── SOURCE RECORDS

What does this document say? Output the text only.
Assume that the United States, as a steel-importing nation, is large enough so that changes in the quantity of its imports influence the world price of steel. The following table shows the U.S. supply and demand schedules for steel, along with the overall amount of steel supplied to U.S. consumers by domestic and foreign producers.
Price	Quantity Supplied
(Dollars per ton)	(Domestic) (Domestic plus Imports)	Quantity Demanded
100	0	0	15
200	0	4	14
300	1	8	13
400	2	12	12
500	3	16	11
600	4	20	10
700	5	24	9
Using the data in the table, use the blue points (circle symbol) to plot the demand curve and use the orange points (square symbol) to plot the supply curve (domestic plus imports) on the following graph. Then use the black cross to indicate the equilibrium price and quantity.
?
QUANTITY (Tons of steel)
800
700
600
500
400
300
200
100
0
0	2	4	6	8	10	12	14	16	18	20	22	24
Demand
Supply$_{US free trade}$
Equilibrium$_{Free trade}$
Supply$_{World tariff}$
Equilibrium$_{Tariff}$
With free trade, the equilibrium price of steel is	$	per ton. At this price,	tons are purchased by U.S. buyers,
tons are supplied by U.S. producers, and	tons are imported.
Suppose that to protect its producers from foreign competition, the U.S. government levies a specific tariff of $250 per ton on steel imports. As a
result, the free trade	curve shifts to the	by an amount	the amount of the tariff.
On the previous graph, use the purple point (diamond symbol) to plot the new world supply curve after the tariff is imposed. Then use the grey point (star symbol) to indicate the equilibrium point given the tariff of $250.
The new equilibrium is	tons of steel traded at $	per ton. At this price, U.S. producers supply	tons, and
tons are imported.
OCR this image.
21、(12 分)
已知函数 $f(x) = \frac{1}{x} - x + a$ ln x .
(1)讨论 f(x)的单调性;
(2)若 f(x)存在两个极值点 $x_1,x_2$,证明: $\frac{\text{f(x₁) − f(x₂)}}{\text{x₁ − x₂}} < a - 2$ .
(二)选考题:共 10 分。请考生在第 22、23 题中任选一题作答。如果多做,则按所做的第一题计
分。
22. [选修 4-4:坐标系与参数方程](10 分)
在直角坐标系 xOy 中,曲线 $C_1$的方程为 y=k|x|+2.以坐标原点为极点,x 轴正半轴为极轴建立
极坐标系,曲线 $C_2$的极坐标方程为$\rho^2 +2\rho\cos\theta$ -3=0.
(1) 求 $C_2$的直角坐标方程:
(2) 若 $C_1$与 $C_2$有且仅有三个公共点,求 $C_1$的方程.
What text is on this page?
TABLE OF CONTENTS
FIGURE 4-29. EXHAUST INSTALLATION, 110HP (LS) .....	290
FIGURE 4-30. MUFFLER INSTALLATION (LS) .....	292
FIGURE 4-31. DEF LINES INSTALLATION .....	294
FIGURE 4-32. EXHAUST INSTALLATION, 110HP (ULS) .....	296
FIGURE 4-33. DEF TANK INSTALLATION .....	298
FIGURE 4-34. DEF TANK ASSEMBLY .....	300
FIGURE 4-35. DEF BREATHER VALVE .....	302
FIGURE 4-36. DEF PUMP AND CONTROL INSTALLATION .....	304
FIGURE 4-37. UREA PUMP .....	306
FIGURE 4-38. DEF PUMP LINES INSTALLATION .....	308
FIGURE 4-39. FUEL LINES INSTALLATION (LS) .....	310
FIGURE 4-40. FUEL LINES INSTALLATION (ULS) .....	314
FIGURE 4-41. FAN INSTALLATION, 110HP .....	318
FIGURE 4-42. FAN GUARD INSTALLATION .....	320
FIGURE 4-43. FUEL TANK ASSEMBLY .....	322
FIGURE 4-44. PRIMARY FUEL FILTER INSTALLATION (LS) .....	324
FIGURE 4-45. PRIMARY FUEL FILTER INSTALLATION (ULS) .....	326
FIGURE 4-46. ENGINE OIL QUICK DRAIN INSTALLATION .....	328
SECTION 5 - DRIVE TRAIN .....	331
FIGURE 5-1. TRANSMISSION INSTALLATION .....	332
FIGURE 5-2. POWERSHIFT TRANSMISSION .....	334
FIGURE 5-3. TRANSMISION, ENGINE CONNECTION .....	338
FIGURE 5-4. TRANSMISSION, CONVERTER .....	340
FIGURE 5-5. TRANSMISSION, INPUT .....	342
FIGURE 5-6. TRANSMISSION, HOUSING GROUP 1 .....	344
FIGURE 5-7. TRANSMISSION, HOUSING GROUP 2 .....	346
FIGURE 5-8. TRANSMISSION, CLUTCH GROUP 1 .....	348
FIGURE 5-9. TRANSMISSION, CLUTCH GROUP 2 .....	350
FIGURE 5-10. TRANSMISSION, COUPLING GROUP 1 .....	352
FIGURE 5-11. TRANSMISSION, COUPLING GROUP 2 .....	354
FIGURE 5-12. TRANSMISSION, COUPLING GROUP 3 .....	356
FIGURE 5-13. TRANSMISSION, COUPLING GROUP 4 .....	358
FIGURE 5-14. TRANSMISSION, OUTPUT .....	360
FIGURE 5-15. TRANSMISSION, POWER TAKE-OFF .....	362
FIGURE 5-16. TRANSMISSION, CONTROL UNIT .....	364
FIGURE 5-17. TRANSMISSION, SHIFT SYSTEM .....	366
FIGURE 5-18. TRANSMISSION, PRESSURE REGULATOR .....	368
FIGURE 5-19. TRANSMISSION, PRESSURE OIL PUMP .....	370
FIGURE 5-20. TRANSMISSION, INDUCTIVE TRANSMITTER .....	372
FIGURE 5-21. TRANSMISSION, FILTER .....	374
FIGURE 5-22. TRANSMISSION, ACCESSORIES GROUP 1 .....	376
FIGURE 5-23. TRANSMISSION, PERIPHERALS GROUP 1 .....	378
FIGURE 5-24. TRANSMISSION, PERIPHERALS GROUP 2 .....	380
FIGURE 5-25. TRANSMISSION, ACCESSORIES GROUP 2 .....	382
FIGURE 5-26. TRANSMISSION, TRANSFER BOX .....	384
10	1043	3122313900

────

DIRECTION => Reproduce each record exactly as it appears.

ANSWER =>
What does this document say? Output the text only.
Assume that the United States, as a steel-importing nation, is large enough so that changes in the quantity of its imports influence the world price of steel. The following table shows the U.S. supply and demand schedules for steel, along with the overall amount of steel supplied to U.S. consumers by domestic and foreign producers.
Price	Quantity Supplied
(Dollars per ton)	(Domestic) (Domestic plus Imports)	Quantity Demanded
100	0	0	15
200	0	4	14
300	1	8	13
400	2	12	12
500	3	16	11
600	4	20	10
700	5	24	9
Using the data in the table, use the blue points (circle symbol) to plot the demand curve and use the orange points (square symbol) to plot the supply curve (domestic plus imports) on the following graph. Then use the black cross to indicate the equilibrium price and quantity.
?
QUANTITY (Tons of steel)
800
700
600
500
400
300
200
100
0
0	2	4	6	8	10	12	14	16	18	20	22	24
Demand
Supply$_{US free trade}$
Equilibrium$_{Free trade}$
Supply$_{World tariff}$
Equilibrium$_{Tariff}$
With free trade, the equilibrium price of steel is	$	per ton. At this price,	tons are purchased by U.S. buyers,
tons are supplied by U.S. producers, and	tons are imported.
Suppose that to protect its producers from foreign competition, the U.S. government levies a specific tariff of $250 per ton on steel imports. As a
result, the free trade	curve shifts to the	by an amount	the amount of the tariff.
On the previous graph, use the purple point (diamond symbol) to plot the new world supply curve after the tariff is imposed. Then use the grey point (star symbol) to indicate the equilibrium point given the tariff of $250.
The new equilibrium is	tons of steel traded at $	per ton. At this price, U.S. producers supply	tons, and
tons are imported.
OCR this image.
21、(12 分)
已知函数 $f(x) = \frac{1}{x} - x + a$ ln x .
(1)讨论 f(x)的单调性;
(2)若 f(x)存在两个极值点 $x_1,x_2$,证明: $\frac{\text{f(x₁) − f(x₂)}}{\text{x₁ − x₂}} < a - 2$ .
(二)选考题:共 10 分。请考生在第 22、23 题中任选一题作答。如果多做,则按所做的第一题计
分。
22. [选修 4-4:坐标系与参数方程](10 分)
在直角坐标系 xOy 中,曲线 $C_1$的方程为 y=k|x|+2.以坐标原点为极点,x 轴正半轴为极轴建立
极坐标系,曲线 $C_2$的极坐标方程为$\rho^2 +2\rho\cos\theta$ -3=0.
(1) 求 $C_2$的直角坐标方程:
(2) 若 $C_1$与 $C_2$有且仅有三个公共点,求 $C_1$的方程.
What text is on this page?
TABLE OF CONTENTS
FIGURE 4-29. EXHAUST INSTALLATION, 110HP (LS) .....	290
FIGURE 4-30. MUFFLER INSTALLATION (LS) .....	292
FIGURE 4-31. DEF LINES INSTALLATION .....	294
FIGURE 4-32. EXHAUST INSTALLATION, 110HP (ULS) .....	296
FIGURE 4-33. DEF TANK INSTALLATION .....	298
FIGURE 4-34. DEF TANK ASSEMBLY .....	300
FIGURE 4-35. DEF BREATHER VALVE .....	302
FIGURE 4-36. DEF PUMP AND CONTROL INSTALLATION .....	304
FIGURE 4-37. UREA PUMP .....	306
FIGURE 4-38. DEF PUMP LINES INSTALLATION .....	308
FIGURE 4-39. FUEL LINES INSTALLATION (LS) .....	310
FIGURE 4-40. FUEL LINES INSTALLATION (ULS) .....	314
FIGURE 4-41. FAN INSTALLATION, 110HP .....	318
FIGURE 4-42. FAN GUARD INSTALLATION .....	320
FIGURE 4-43. FUEL TANK ASSEMBLY .....	322
FIGURE 4-44. PRIMARY FUEL FILTER INSTALLATION (LS) .....	324
FIGURE 4-45. PRIMARY FUEL FILTER INSTALLATION (ULS) .....	326
FIGURE 4-46. ENGINE OIL QUICK DRAIN INSTALLATION .....	328
SECTION 5 - DRIVE TRAIN .....	331
FIGURE 5-1. TRANSMISSION INSTALLATION .....	332
FIGURE 5-2. POWERSHIFT TRANSMISSION .....	334
FIGURE 5-3. TRANSMISION, ENGINE CONNECTION .....	338
FIGURE 5-4. TRANSMISSION, CONVERTER .....	340
FIGURE 5-5. TRANSMISSION, INPUT .....	342
FIGURE 5-6. TRANSMISSION, HOUSING GROUP 1 .....	344
FIGURE 5-7. TRANSMISSION, HOUSING GROUP 2 .....	346
FIGURE 5-8. TRANSMISSION, CLUTCH GROUP 1 .....	348
FIGURE 5-9. TRANSMISSION, CLUTCH GROUP 2 .....	350
FIGURE 5-10. TRANSMISSION, COUPLING GROUP 1 .....	352
FIGURE 5-11. TRANSMISSION, COUPLING GROUP 2 .....	354
FIGURE 5-12. TRANSMISSION, COUPLING GROUP 3 .....	356
FIGURE 5-13. TRANSMISSION, COUPLING GROUP 4 .....	358
FIGURE 5-14. TRANSMISSION, OUTPUT .....	360
FIGURE 5-15. TRANSMISSION, POWER TAKE-OFF .....	362
FIGURE 5-16. TRANSMISSION, CONTROL UNIT .....	364
FIGURE 5-17. TRANSMISSION, SHIFT SYSTEM .....	366
FIGURE 5-18. TRANSMISSION, PRESSURE REGULATOR .....	368
FIGURE 5-19. TRANSMISSION, PRESSURE OIL PUMP .....	370
FIGURE 5-20. TRANSMISSION, INDUCTIVE TRANSMITTER .....	372
FIGURE 5-21. TRANSMISSION, FILTER .....	374
FIGURE 5-22. TRANSMISSION, ACCESSORIES GROUP 1 .....	376
FIGURE 5-23. TRANSMISSION, PERIPHERALS GROUP 1 .....	378
FIGURE 5-24. TRANSMISSION, PERIPHERALS GROUP 2 .....	380
FIGURE 5-25. TRANSMISSION, ACCESSORIES GROUP 2 .....	382
FIGURE 5-26. TRANSMISSION, TRANSFER BOX .....	384
10	1043	3122313900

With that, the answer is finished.